> Instructions for the task
Gather every line from the entries below that includes "Strong".

Records from a collection
--------------------

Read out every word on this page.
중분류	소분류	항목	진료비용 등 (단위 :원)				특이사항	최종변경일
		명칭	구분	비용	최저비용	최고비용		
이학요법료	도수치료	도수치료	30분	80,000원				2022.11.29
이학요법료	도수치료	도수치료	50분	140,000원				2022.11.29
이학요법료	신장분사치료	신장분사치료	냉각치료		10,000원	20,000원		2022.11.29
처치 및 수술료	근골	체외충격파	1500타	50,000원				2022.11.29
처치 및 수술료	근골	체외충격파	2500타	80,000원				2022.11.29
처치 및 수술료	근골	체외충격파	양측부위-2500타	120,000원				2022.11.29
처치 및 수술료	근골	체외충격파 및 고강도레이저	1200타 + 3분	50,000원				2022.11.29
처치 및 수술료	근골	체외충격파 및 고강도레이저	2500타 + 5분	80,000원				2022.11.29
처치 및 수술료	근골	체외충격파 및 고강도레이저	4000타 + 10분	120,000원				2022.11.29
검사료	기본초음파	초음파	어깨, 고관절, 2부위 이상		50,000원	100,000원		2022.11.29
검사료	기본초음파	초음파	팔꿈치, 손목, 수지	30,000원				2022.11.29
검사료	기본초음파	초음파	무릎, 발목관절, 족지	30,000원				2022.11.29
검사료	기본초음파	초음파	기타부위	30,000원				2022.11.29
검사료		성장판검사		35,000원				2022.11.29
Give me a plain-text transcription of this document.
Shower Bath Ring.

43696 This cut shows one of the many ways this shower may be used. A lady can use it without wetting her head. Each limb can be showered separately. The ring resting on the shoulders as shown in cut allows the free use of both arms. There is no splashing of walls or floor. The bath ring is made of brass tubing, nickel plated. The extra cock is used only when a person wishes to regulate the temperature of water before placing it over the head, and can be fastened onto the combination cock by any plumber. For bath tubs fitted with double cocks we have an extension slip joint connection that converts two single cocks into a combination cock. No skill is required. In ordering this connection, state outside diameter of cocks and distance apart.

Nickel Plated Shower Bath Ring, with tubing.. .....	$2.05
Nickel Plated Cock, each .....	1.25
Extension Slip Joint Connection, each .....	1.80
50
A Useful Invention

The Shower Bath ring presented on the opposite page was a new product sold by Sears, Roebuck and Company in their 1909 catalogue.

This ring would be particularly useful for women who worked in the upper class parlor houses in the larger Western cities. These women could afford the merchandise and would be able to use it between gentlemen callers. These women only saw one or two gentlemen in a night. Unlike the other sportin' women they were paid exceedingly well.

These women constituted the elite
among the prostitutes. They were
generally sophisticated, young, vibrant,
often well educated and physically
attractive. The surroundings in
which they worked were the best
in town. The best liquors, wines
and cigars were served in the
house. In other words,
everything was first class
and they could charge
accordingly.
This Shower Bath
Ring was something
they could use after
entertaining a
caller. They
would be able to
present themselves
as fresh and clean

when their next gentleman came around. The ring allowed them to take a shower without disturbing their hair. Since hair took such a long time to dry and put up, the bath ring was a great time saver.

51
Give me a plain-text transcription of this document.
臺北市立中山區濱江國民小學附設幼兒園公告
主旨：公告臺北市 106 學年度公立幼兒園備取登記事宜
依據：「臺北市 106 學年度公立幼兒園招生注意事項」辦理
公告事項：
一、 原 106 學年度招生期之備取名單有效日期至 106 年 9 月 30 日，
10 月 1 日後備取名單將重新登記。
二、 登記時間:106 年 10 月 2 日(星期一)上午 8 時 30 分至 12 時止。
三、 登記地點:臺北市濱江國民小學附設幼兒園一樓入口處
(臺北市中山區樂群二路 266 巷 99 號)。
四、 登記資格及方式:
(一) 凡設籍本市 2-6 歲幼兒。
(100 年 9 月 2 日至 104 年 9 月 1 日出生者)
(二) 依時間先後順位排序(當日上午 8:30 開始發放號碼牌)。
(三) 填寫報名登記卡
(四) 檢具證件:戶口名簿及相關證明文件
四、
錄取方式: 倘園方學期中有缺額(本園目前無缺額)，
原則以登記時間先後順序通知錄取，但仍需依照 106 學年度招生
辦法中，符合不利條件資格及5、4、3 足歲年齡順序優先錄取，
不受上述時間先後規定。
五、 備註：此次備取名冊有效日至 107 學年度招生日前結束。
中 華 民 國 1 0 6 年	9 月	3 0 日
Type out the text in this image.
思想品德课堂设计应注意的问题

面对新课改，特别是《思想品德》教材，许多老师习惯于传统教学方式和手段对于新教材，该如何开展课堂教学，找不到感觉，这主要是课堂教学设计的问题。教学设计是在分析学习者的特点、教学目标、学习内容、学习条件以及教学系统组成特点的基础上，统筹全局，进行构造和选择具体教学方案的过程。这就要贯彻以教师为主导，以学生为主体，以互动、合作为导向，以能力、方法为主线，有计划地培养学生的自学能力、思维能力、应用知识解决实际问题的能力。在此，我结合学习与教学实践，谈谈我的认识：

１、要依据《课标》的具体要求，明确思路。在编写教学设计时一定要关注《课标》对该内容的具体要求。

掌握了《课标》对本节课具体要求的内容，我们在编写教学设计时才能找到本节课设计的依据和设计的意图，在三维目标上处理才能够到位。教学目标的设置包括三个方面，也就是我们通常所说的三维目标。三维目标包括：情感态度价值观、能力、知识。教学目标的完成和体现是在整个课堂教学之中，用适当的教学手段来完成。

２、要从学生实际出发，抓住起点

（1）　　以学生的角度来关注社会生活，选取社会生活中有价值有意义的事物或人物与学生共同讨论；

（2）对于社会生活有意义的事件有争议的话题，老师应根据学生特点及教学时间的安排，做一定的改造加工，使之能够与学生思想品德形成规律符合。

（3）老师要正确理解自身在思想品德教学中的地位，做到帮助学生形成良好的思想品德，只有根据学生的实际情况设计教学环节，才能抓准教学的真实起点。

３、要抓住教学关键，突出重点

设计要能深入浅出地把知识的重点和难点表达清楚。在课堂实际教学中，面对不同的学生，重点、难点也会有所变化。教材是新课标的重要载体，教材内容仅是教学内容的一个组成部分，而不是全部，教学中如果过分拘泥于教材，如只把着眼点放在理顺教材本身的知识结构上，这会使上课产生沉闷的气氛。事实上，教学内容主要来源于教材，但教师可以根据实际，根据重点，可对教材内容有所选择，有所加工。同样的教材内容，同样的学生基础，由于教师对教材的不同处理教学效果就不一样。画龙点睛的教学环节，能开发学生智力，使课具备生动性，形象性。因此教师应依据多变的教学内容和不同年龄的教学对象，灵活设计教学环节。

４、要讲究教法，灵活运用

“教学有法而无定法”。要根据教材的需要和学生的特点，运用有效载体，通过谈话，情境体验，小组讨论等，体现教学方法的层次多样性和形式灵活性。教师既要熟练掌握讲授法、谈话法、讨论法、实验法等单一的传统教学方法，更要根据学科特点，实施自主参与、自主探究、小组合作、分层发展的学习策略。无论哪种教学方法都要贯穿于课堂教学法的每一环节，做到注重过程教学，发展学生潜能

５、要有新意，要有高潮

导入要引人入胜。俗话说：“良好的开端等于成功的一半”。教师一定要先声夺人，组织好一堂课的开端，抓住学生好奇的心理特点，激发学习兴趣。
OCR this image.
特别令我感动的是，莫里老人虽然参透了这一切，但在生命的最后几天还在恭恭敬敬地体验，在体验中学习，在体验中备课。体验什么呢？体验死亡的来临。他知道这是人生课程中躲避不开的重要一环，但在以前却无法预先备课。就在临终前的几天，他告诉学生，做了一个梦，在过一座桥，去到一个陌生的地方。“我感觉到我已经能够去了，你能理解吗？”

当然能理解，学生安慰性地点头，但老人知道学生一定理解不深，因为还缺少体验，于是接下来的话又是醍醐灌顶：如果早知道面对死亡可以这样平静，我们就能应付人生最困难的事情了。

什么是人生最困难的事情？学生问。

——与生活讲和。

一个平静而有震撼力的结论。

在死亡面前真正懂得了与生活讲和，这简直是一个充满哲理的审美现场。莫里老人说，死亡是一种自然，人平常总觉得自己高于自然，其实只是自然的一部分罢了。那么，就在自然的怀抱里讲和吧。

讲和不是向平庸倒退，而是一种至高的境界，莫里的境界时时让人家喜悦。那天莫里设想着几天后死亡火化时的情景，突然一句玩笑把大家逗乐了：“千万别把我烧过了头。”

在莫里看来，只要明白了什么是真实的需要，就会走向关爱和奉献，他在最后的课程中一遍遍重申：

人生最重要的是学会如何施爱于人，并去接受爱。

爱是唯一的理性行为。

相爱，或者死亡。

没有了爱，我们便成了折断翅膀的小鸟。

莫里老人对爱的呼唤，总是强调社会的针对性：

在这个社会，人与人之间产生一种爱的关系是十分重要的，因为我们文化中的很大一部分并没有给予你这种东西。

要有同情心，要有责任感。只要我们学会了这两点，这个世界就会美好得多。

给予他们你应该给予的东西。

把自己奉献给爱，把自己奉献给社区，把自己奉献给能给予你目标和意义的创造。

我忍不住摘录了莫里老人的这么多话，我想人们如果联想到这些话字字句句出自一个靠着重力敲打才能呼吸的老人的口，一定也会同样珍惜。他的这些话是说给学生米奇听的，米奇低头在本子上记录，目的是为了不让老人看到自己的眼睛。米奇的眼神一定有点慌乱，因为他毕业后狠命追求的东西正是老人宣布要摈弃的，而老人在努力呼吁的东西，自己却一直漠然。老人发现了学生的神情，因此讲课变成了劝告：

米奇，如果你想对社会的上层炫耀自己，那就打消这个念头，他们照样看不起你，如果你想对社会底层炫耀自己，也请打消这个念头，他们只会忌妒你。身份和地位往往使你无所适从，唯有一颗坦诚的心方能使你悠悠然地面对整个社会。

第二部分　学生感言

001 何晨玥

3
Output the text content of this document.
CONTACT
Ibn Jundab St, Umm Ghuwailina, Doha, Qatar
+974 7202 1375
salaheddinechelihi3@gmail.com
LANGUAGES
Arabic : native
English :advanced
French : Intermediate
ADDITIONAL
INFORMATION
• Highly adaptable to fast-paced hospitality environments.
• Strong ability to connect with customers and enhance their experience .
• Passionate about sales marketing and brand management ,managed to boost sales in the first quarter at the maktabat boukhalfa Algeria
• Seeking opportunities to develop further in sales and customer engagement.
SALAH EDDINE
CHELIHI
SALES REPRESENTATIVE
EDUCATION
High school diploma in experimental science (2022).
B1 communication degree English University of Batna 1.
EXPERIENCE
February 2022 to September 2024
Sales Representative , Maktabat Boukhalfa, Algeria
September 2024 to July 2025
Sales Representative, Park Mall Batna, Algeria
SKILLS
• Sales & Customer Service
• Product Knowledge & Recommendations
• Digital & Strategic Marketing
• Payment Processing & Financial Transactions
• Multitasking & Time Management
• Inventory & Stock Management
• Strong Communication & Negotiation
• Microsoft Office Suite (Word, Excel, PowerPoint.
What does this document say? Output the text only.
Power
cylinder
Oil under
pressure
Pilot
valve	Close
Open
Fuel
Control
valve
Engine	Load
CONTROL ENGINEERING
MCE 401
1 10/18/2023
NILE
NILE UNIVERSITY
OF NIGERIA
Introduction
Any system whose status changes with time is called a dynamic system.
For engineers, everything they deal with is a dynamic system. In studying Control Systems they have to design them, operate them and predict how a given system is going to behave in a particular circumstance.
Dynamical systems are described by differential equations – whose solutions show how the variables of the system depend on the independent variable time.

--------------------

> Full response
• Strong ability to connect with customers and enhance their experience .
• Strong Communication & Negotiation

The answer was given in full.